**EXCERPT**
══════════════════════════════

Comparison of these fractions for different s is made in Figure 5. We see a slight dominance of ${\overline{\mathsf{\Omega }}}_{\mathrm{T}}$ in the range $s_c<s<\pi /4$, while ${\overline{\mathsf{\Omega }}}_{\mathrm{D}}$ prevails for $s<s_c$, where $s_c=\arcsin \left(\sqrt{3}/3\right)\simeq 3.13\pi /16$, and ${\overline{\mathsf{\Omega }}}_{\mathrm{M}}\left(s_c\right)={\overline{\mathsf{\Omega }}}_{\mathrm{D}}\left(s_c\right)={\overline{\mathsf{\Omega }}}_{\mathrm{T}}\left(s_c\right)=1/3$.

Additionally, let us indicate the changes in the energy spectrum when ${\widehat{H}}_0\ne 0$. Given ${\widehat{H}}_0=\mathrm{diag}(\mu ,\mu ,\mu )$, we get a shift in (45): ${\lambda }_i\to {\lambda }_i+\mu$. Including ${\widehat{H}}_0=\mathrm{diag}(0,-2Jsinh\left(a\right),0)$ leads to rescaling: ${\lambda }_1=J{\mathrm{e}}^{-a}$, ${\lambda }_2=0$, ${\lambda }_3=-J{\mathrm{e}}^a$ (see (46)). Dynamics in these cases will be somewhat more complicated, and we omit it.

══════════════════════════════

**SET TASKS**
**a.** Collect every line of the records that contains the string "Cloud".
**b.** Write the next part of the excerpt on the energy spectrum, starting after its final sentence.
The excerpt on the energy spectrum and the records come from unrelated sources.

**EXERCISE MATERIALS**
══════════════════════════════

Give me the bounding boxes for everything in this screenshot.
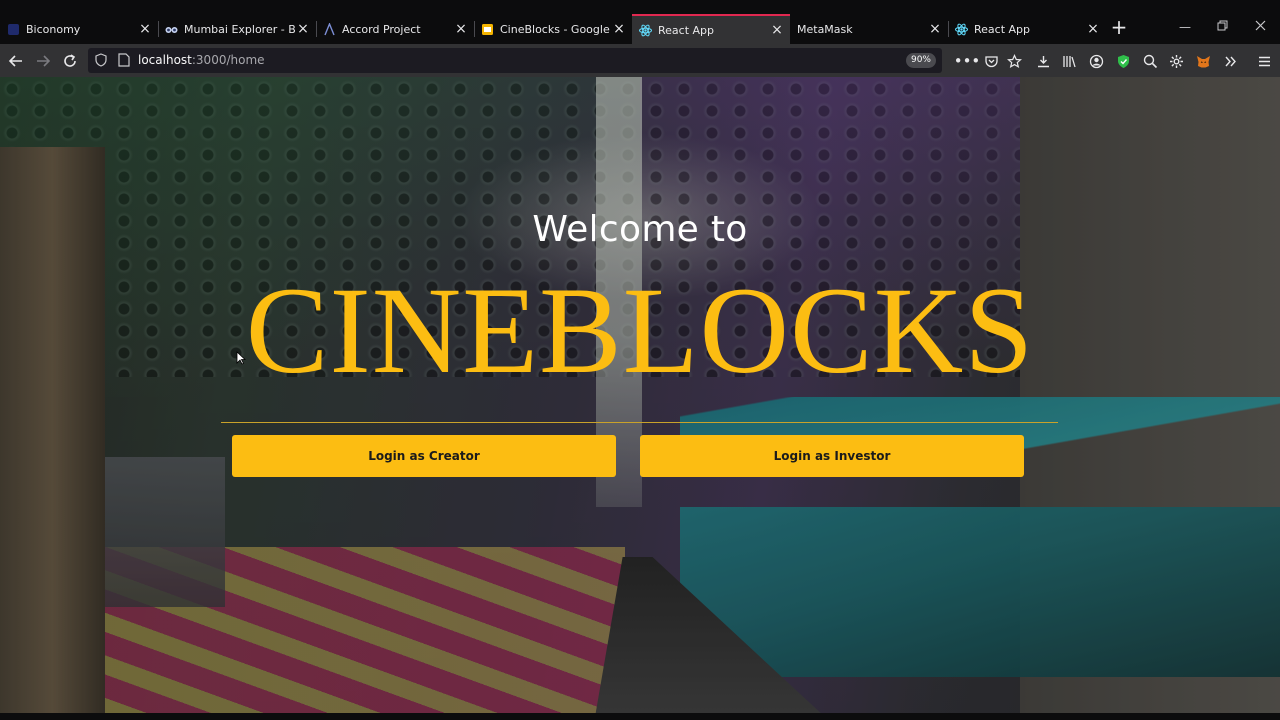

══════════════════════════════

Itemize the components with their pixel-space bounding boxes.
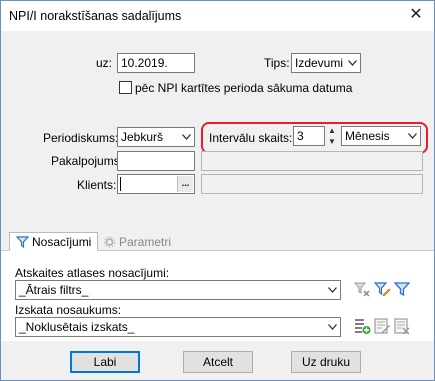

══════════════════════════════

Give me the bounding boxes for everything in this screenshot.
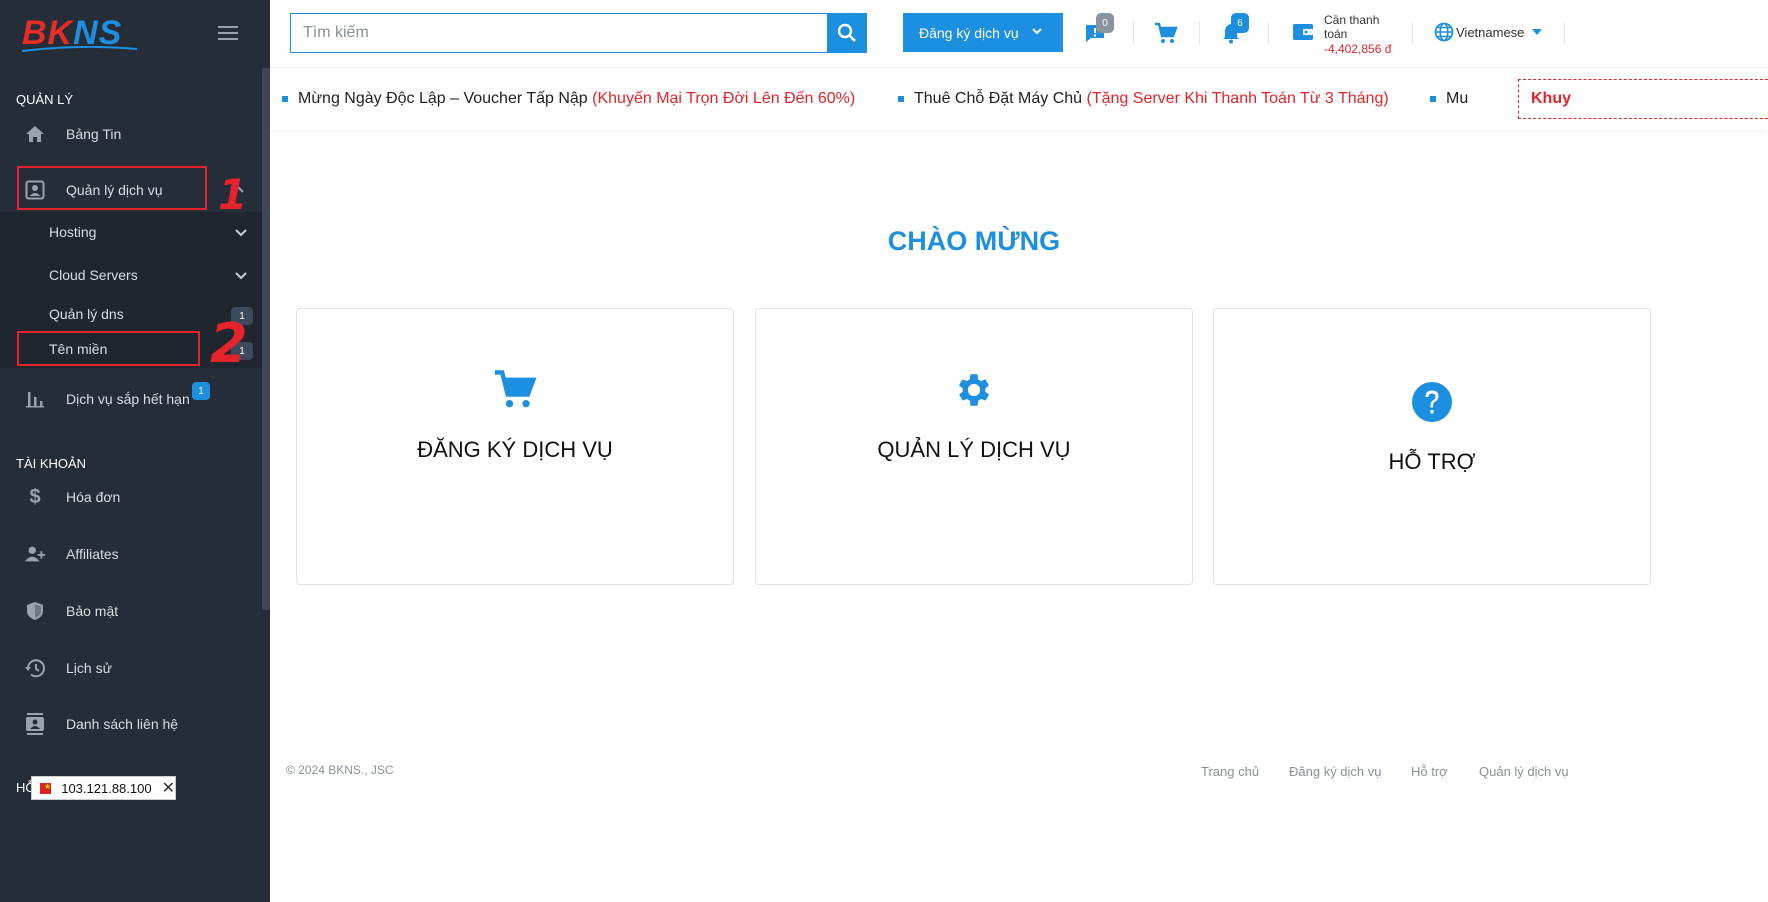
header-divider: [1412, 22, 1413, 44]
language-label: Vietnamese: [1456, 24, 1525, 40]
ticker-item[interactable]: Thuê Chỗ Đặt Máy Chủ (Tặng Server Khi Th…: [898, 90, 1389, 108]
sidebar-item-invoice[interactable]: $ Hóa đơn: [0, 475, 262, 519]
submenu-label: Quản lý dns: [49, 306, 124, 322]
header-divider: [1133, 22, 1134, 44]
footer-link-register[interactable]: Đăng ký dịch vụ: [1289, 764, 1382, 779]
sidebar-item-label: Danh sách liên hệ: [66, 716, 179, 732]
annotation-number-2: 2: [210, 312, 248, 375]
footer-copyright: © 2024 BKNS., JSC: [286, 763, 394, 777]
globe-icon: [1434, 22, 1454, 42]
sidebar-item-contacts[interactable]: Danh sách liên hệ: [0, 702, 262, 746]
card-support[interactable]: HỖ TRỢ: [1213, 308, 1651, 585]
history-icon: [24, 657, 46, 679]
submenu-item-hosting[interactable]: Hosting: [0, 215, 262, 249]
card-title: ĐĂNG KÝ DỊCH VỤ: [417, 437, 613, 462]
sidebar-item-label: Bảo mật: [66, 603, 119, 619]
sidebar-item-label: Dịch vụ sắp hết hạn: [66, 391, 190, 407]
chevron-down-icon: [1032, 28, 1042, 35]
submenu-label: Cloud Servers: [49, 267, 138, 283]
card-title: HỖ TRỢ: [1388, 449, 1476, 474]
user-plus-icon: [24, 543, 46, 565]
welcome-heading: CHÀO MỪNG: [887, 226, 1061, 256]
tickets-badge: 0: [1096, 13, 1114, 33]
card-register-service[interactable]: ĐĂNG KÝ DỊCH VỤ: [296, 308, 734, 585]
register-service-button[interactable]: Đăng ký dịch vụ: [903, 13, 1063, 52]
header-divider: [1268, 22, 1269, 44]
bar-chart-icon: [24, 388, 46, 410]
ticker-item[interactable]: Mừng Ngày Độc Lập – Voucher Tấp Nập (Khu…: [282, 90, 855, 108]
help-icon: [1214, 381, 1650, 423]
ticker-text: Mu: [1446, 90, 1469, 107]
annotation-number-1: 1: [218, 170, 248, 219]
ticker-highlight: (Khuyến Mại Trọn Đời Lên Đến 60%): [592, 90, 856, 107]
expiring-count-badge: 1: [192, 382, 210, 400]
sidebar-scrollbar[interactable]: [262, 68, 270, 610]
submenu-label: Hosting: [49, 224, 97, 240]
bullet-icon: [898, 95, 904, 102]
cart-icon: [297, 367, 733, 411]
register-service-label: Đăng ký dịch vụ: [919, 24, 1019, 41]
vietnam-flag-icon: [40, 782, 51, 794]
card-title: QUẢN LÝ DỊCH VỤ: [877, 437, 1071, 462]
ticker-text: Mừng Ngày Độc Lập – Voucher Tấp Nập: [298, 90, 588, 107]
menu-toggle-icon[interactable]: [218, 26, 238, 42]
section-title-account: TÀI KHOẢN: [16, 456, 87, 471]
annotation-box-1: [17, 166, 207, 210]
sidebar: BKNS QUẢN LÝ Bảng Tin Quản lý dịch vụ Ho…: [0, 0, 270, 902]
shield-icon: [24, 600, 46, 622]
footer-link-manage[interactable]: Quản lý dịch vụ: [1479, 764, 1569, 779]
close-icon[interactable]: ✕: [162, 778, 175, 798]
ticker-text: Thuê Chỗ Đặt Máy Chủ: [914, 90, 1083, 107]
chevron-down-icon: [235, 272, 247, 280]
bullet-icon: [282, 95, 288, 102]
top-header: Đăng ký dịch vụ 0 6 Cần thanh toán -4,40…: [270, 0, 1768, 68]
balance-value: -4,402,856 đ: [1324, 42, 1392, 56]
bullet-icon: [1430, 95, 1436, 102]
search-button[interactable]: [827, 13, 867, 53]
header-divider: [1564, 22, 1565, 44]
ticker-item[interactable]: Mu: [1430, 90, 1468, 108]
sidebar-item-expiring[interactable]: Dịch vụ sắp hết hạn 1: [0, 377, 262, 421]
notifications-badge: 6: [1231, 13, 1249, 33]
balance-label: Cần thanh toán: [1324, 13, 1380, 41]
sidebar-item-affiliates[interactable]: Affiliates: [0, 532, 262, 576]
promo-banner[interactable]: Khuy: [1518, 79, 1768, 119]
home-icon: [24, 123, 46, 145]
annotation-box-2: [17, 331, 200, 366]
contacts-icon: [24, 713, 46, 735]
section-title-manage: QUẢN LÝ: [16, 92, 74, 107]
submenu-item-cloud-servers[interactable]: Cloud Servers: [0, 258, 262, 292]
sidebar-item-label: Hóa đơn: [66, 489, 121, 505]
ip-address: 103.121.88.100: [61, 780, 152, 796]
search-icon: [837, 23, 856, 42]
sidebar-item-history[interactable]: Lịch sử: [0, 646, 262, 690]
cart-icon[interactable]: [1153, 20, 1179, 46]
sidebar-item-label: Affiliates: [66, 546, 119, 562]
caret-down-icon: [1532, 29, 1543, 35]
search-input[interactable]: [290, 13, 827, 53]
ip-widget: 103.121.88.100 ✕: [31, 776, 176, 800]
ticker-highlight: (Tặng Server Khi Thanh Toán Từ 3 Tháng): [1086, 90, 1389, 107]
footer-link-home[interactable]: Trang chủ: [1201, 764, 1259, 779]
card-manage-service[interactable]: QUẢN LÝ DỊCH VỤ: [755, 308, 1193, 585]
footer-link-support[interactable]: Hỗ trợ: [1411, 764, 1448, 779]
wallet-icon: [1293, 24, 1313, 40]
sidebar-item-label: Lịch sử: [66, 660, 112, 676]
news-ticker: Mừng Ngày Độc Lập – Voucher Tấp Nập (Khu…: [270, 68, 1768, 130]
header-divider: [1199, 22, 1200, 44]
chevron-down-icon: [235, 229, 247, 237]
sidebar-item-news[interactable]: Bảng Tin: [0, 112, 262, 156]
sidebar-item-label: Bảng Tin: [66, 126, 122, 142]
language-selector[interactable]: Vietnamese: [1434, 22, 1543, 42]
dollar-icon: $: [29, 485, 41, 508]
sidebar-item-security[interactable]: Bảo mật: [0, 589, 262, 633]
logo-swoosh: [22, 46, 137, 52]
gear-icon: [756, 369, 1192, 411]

══════════════════════════════

**ANSWERS**
**a.**
submenu-label: Cloud Servers: [49, 267, 138, 283]
submenu-item-cloud-servers[interactable]: Cloud Servers: [0, 258, 262, 292]

**b.**
In summary, we note that in a three-particle system with permanent oscillations between quantum states, there exists the possibility of the composites dominance in a long-time picture. This effect is due to the tuning of interaction parameters. In general, the probability of detecting monomers (of dark matter) increases at higher density and pressure in the model with few-particle interactions.

4. Chemical Kinetics Consideration

For the sake of simplicity, let us assume that the elementary constituents of dark matter are identical spinless particles (monomers, or M). Due to an interaction between them, the nature of which is not specified herein, we assume the ability of formation of dimers (D) and trimers (T) in the ground state. Therefore, we restrict ourselves to processes involving no more than three monomers, taking into account also those contained in dimers and trimers. Attempting to describe the formation/decay of dimers and trimers, as well as their fractions, we clarify some physical conditions.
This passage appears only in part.